Problem to work on
Pick out the lines in the listing below that contain the word "family" and copy them.

Supplied material
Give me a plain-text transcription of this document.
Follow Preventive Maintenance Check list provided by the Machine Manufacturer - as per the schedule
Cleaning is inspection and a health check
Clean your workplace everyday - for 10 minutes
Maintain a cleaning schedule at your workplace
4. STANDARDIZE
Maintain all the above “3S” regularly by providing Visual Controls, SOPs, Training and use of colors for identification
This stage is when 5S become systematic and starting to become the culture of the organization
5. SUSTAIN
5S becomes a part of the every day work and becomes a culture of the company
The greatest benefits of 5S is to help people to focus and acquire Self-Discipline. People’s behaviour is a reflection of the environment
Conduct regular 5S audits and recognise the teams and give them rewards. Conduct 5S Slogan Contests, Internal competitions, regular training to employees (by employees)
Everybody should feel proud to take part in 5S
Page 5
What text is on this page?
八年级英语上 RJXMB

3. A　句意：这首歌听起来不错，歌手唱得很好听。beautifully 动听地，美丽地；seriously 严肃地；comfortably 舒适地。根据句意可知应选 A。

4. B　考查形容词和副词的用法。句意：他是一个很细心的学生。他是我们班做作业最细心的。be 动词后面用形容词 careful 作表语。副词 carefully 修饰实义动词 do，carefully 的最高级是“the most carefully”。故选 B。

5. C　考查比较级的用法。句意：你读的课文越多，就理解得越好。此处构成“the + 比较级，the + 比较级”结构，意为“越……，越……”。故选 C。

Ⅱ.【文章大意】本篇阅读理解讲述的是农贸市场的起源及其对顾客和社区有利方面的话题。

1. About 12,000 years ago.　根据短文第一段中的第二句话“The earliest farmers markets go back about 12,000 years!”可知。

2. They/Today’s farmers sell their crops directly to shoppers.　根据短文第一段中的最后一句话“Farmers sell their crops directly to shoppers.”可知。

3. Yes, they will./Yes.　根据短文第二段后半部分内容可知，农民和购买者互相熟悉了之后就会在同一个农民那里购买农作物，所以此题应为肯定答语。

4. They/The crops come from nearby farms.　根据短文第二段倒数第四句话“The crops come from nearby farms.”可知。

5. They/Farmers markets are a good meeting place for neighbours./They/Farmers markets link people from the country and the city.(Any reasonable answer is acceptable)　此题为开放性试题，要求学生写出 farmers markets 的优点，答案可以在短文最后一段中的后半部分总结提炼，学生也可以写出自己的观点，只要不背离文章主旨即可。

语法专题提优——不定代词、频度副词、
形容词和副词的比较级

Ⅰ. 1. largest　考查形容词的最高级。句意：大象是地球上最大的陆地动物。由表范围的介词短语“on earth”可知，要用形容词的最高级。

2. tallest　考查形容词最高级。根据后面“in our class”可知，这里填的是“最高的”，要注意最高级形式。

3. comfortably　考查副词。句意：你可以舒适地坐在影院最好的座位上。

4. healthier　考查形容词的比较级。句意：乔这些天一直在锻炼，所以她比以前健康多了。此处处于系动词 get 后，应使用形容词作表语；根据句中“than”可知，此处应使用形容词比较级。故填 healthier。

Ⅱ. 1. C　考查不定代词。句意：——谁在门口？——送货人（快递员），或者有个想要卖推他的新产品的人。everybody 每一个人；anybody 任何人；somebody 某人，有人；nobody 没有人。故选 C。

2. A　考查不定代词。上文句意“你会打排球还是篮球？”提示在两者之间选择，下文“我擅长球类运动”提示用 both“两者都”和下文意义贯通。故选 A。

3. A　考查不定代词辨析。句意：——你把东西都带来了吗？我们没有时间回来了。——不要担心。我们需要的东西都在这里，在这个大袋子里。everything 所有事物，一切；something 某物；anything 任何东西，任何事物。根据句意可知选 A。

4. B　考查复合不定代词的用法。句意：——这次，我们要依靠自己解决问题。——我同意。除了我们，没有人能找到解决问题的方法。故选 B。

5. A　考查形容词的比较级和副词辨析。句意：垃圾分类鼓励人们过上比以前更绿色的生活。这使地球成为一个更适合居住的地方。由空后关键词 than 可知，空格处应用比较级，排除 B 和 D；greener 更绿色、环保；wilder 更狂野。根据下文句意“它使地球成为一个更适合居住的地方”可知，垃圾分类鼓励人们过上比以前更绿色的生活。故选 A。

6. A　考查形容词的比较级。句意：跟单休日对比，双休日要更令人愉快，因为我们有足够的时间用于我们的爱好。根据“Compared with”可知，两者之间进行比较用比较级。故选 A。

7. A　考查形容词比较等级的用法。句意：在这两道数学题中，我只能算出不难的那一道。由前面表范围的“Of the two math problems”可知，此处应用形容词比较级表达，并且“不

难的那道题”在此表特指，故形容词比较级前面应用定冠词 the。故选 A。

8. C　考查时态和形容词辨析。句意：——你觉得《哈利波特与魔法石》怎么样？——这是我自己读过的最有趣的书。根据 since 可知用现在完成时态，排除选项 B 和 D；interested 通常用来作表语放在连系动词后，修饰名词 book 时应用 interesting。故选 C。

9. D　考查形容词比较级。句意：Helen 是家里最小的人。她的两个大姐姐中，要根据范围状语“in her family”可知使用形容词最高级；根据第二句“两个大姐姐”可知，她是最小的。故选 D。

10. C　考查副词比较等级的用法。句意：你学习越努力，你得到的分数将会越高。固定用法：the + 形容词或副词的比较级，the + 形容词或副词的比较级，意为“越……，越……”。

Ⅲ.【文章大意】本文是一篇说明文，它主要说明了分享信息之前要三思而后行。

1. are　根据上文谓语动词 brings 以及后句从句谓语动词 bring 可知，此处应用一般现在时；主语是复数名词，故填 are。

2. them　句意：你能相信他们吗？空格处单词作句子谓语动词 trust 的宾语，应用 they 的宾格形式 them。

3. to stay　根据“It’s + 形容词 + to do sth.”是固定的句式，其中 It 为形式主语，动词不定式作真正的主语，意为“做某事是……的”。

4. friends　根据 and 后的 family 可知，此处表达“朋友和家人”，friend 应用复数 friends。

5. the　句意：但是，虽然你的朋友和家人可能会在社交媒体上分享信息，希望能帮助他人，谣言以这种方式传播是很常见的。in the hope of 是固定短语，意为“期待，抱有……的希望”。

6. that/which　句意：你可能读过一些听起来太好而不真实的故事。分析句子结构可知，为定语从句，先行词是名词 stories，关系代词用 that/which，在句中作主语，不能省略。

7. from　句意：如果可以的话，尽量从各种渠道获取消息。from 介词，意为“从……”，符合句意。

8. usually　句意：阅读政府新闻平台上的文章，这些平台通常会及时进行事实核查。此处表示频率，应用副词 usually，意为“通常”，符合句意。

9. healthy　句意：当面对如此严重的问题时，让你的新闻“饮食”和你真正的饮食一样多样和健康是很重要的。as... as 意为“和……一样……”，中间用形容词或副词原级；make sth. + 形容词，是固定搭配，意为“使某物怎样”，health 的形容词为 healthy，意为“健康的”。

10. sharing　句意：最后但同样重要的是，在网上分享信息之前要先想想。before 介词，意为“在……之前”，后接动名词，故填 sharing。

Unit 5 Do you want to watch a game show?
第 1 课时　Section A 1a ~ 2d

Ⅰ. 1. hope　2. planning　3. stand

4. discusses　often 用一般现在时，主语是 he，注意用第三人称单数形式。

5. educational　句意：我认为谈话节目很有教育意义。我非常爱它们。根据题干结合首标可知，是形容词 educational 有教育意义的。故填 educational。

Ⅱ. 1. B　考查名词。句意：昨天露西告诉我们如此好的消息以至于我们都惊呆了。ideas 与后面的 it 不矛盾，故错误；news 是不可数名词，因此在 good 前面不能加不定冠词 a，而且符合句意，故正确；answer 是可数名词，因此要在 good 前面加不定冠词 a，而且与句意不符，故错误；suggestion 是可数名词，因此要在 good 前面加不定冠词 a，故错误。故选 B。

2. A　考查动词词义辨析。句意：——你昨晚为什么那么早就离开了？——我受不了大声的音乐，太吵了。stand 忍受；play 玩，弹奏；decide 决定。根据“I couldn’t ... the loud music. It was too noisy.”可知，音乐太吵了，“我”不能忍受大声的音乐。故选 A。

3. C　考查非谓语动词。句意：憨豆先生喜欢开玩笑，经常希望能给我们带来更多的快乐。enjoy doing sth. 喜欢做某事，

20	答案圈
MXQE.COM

Result
9. D　考查形容词比较级。句意：Helen 是家里最小的人。她的两个大姐姐中，要根据范围状语“in her family”可知使用形容词最高级；根据第二句“两个大姐姐”可知，她是最小的。故选 D。
4. friends　根据 and 后的 family 可知，此处表达“朋友和家人”，friend 应用复数 friends。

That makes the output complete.